> [Stored records]
-.-.-

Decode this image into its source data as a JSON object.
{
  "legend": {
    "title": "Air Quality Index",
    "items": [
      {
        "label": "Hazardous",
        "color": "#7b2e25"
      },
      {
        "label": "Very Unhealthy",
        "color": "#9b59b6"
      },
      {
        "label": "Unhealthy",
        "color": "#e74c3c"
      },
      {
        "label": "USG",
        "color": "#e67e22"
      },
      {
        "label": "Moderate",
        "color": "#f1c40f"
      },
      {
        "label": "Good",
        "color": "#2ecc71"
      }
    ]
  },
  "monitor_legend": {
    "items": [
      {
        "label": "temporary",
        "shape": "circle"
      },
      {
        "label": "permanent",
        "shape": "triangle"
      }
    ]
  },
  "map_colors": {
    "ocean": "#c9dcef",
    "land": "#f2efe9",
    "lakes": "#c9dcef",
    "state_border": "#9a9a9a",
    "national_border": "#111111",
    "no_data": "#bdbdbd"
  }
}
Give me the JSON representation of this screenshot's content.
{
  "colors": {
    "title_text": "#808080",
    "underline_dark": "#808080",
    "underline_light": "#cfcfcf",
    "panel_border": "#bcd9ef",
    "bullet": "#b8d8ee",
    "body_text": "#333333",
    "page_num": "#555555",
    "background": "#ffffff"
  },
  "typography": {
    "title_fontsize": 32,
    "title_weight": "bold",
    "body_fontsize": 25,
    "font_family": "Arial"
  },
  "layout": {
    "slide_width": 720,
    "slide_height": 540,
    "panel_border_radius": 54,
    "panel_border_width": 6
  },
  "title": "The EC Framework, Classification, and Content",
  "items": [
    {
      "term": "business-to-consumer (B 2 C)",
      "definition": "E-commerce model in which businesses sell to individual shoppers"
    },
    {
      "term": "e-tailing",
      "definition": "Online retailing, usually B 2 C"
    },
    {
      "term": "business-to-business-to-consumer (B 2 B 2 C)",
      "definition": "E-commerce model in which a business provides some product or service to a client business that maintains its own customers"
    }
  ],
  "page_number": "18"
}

-.-.-

> [Aim] In the material above, find the lines that contain "commerce" and show them.

> [Task response]
      "definition": "E-commerce model in which businesses sell to individual shoppers"
      "definition": "E-commerce model in which a business provides some product or service to a client business that maintains its own customers"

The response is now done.